(Dataset rows)
========================
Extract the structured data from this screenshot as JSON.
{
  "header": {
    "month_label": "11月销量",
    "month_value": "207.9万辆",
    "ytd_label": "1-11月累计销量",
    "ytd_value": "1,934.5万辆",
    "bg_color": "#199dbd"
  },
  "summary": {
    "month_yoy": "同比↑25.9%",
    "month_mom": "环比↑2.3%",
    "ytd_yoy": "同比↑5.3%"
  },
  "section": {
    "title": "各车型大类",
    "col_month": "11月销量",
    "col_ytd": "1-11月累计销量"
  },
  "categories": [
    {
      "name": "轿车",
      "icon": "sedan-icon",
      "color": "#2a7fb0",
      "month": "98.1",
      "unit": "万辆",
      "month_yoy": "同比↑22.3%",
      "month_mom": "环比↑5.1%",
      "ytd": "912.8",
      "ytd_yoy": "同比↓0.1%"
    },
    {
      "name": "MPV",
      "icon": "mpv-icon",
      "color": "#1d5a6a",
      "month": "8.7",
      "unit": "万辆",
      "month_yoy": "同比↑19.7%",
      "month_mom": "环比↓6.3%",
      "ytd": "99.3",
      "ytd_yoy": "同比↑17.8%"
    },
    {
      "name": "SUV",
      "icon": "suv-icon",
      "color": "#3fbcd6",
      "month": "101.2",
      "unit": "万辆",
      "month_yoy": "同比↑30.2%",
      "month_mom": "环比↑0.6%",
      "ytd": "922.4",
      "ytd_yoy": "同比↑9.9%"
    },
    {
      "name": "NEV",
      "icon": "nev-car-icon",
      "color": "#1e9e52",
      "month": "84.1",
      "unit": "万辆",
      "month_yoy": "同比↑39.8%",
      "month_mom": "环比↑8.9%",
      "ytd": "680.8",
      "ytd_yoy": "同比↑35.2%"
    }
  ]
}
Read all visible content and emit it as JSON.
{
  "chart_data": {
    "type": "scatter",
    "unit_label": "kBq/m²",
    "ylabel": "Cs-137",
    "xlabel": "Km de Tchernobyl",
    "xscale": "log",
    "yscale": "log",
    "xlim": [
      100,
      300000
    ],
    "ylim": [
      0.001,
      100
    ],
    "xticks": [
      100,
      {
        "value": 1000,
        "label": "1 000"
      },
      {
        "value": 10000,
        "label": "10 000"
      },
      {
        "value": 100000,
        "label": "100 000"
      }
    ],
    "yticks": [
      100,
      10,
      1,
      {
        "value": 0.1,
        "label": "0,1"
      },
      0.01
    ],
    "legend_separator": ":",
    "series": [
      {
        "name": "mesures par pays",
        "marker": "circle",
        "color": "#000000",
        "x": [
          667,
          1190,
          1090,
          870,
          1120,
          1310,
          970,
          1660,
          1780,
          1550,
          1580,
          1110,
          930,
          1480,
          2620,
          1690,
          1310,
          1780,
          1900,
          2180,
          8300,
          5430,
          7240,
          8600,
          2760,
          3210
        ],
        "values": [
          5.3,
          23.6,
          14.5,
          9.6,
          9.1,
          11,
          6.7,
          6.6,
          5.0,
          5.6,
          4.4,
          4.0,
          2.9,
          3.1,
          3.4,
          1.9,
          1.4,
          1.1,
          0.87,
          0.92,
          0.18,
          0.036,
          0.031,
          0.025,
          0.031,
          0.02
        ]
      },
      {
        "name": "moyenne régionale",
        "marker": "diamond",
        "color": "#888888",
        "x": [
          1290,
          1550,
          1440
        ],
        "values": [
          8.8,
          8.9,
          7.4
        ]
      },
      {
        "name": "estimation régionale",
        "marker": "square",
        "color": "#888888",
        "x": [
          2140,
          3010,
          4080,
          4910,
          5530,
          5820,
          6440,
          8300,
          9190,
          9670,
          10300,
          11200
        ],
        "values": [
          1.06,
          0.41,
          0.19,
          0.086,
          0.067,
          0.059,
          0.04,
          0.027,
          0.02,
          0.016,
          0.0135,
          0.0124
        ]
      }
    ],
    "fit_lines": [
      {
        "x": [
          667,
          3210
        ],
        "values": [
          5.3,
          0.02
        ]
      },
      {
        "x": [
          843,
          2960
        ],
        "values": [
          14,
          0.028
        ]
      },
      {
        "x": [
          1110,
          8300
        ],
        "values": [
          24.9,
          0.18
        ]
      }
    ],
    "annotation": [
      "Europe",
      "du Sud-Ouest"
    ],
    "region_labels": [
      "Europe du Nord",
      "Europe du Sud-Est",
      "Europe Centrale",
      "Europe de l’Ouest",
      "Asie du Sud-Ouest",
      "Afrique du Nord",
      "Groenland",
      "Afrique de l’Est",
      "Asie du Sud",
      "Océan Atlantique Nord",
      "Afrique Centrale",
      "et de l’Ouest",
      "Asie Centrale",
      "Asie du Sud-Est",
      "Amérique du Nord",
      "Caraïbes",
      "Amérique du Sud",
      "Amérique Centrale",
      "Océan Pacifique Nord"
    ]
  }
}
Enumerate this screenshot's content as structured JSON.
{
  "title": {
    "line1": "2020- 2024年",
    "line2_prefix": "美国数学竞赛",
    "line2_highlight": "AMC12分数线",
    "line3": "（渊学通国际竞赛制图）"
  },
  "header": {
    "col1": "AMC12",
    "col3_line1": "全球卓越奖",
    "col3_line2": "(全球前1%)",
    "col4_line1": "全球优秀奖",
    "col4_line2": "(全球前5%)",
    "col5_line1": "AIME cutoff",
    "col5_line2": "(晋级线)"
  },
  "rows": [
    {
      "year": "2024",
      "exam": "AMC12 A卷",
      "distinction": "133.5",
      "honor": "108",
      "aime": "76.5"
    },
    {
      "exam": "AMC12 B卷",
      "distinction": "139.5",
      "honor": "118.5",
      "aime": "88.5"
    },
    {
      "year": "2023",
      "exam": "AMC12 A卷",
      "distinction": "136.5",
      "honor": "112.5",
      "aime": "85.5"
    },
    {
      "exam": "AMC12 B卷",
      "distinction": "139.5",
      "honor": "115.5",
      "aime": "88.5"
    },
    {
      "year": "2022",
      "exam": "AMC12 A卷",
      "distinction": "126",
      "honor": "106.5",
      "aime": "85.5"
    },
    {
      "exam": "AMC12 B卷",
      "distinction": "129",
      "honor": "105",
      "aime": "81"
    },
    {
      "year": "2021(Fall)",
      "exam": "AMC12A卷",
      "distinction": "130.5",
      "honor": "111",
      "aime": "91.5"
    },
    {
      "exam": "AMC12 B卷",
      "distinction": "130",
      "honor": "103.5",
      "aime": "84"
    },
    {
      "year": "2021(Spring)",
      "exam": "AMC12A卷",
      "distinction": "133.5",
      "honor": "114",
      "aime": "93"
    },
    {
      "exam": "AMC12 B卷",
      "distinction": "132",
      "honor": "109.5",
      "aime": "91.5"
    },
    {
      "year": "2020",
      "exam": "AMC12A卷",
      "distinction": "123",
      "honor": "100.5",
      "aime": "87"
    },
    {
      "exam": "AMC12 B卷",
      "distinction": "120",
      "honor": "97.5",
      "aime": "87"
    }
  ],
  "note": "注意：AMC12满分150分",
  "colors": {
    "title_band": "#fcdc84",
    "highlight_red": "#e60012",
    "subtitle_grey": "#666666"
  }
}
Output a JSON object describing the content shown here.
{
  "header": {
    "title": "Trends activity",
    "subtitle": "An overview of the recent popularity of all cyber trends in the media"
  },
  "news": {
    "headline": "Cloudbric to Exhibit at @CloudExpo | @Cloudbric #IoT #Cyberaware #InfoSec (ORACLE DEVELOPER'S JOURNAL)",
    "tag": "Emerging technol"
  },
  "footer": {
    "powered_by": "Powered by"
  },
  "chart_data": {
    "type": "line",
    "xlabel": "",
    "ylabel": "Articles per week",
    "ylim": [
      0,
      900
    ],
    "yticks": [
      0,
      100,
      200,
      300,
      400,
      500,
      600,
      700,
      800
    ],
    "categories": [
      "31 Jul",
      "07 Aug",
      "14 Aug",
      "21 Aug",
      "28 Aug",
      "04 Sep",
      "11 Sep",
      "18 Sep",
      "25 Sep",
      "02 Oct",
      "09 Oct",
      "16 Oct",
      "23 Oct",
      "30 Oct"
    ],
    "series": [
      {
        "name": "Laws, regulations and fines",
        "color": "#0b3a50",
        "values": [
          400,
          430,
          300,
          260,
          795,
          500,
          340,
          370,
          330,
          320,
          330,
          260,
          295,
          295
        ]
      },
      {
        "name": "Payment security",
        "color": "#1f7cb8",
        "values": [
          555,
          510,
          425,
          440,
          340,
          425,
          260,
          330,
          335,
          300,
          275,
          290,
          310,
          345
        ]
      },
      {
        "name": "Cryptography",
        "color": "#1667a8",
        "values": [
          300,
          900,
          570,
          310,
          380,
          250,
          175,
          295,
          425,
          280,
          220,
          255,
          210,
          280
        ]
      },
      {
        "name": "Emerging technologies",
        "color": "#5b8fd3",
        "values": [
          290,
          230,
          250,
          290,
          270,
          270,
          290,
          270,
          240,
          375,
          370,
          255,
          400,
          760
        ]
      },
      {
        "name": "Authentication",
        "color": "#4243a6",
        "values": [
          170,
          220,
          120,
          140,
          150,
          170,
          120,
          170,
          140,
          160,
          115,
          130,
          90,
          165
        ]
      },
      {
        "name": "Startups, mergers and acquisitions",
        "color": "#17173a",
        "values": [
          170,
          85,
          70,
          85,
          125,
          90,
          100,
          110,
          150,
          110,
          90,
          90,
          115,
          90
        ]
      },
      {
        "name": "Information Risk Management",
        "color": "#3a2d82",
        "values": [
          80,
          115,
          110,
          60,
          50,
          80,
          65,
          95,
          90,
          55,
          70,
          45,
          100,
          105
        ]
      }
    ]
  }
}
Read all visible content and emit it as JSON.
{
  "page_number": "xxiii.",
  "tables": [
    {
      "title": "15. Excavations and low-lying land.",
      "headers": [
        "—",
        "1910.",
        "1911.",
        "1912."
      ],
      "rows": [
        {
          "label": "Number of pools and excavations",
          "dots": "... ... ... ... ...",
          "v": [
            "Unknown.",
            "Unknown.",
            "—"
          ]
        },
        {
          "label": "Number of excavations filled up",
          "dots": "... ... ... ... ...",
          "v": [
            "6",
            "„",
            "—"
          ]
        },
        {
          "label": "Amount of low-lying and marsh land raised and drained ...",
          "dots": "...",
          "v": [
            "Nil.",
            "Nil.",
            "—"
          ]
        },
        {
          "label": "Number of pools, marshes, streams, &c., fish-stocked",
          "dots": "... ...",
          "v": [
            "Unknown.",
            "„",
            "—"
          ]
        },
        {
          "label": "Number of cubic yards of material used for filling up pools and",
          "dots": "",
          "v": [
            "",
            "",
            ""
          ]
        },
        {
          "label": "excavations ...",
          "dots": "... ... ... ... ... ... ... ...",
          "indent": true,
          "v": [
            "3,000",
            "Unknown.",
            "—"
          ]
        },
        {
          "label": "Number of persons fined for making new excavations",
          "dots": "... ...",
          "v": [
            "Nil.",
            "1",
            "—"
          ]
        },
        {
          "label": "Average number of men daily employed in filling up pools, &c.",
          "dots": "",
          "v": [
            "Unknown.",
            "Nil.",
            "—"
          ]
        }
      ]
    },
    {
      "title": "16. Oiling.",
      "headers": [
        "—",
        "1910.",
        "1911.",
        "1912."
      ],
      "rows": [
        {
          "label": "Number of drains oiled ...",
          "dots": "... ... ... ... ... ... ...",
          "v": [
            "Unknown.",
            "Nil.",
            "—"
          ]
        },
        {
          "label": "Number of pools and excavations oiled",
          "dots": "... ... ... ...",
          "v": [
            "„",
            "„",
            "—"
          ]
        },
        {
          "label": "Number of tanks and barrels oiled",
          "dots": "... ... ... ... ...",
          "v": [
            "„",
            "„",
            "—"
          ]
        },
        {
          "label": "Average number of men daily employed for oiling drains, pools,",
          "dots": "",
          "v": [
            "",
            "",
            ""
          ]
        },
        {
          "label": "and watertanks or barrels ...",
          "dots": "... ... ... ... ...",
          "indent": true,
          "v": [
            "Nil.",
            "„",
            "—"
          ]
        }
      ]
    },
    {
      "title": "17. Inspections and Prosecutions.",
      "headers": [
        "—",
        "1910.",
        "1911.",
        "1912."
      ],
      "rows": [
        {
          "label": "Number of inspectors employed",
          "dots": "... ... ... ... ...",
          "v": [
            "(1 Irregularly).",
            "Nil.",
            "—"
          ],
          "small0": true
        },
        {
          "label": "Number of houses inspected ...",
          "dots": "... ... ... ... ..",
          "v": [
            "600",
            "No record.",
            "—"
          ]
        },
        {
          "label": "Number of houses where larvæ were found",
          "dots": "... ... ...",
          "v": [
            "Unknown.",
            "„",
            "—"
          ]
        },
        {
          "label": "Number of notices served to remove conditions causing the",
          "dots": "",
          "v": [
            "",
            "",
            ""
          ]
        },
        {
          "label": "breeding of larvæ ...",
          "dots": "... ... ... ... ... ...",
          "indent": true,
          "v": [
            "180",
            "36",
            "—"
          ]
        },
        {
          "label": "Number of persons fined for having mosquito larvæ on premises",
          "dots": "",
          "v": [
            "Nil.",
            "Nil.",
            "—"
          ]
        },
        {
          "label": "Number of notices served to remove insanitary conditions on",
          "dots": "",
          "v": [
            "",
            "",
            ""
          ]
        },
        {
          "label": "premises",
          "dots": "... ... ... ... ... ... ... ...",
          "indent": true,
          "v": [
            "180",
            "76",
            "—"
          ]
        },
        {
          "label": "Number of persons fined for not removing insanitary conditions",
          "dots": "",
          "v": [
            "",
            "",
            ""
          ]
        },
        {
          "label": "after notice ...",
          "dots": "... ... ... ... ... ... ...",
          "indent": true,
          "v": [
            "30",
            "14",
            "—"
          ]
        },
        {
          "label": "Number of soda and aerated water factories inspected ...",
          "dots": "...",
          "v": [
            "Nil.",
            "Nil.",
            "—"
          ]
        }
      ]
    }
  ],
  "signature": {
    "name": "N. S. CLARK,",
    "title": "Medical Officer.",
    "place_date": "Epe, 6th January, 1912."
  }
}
========================
Challenge: Pull every line containing the word "conditions" out of the material.

Result of this task:
          "label": "Number of notices served to remove conditions causing the",
          "label": "Number of notices served to remove insanitary conditions on",
          "label": "Number of persons fined for not removing insanitary conditions",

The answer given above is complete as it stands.